— Material for this exercise —
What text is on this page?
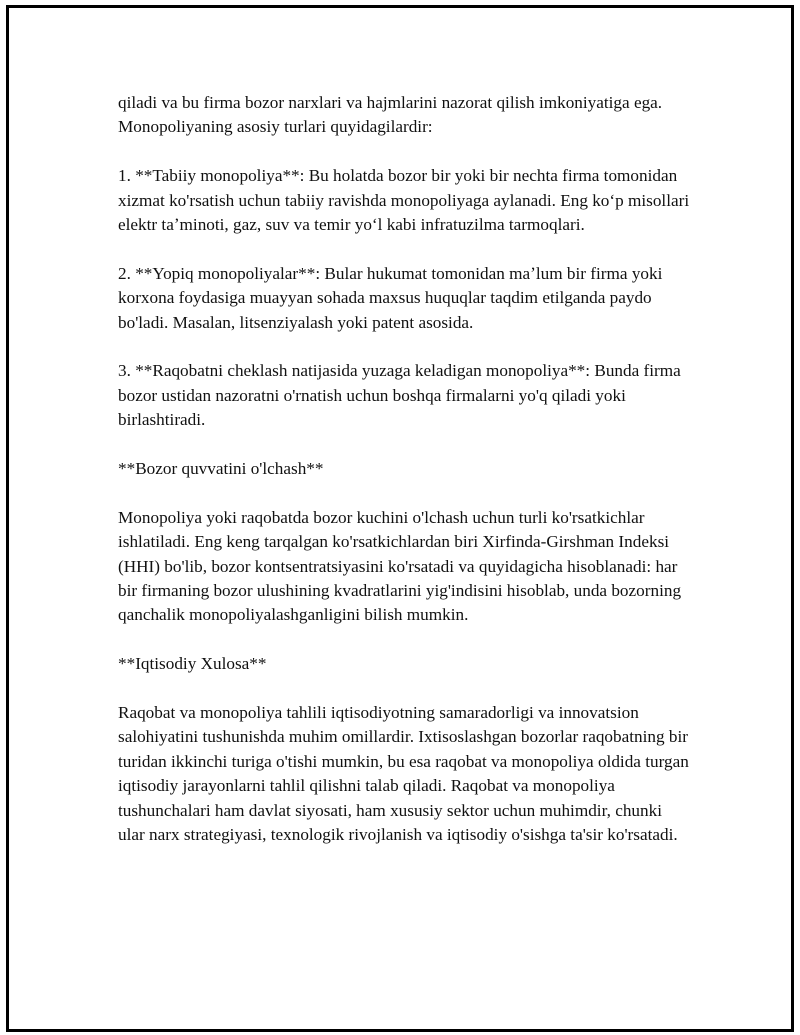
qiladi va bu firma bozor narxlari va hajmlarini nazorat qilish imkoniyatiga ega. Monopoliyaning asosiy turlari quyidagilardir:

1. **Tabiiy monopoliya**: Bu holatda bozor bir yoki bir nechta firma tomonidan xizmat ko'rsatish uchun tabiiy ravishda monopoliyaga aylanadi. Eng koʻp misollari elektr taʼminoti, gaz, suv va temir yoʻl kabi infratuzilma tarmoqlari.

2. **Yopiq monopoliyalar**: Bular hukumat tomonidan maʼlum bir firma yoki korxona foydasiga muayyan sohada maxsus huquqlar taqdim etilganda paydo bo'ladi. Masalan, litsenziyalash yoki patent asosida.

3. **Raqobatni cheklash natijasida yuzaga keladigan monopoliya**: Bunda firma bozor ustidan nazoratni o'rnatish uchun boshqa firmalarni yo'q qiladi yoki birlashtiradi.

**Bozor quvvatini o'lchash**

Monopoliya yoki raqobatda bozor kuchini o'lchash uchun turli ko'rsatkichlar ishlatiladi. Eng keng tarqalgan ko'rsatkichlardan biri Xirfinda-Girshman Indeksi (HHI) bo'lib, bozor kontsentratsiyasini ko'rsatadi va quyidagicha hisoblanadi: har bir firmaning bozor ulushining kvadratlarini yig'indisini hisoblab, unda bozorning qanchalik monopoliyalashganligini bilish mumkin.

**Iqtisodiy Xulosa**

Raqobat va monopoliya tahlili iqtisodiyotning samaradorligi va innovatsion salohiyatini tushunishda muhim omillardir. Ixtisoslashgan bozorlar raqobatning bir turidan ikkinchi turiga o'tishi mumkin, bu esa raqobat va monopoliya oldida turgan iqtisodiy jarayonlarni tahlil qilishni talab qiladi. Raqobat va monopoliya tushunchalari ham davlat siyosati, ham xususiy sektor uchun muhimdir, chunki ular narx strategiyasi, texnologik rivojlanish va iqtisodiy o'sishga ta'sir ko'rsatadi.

--

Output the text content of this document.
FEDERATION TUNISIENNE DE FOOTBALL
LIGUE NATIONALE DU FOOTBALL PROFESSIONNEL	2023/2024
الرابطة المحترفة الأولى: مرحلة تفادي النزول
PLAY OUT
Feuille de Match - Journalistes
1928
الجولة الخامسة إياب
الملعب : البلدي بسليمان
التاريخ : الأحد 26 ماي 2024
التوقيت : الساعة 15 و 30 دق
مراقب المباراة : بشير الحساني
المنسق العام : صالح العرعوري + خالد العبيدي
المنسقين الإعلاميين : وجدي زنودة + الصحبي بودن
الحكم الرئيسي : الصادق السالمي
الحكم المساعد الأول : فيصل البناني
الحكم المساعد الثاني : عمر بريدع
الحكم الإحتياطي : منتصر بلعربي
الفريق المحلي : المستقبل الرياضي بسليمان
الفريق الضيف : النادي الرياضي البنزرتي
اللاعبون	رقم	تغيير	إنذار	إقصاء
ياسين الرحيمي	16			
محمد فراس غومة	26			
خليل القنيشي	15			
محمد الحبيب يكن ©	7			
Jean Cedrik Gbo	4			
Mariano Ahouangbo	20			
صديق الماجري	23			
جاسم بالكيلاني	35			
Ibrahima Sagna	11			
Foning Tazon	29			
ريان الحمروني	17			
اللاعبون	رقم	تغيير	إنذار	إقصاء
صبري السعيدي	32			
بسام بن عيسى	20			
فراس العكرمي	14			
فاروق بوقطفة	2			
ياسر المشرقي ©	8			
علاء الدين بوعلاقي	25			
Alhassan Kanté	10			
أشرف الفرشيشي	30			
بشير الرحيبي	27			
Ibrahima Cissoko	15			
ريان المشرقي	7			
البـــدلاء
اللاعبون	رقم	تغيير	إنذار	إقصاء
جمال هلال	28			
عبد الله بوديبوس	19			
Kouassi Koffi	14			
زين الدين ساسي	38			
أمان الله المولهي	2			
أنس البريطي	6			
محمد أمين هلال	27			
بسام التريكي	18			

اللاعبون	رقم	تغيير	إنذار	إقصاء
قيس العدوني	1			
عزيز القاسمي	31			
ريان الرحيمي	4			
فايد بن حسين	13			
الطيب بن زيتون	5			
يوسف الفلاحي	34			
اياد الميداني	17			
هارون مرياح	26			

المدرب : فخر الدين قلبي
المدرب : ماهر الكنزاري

— Written problem —
Check each line of the records above for "الدين", and copy those that have it.

— Solved problem —
علاء الدين بوعلاقي	25			
زين الدين ساسي	38			
المدرب : فخر الدين قلبي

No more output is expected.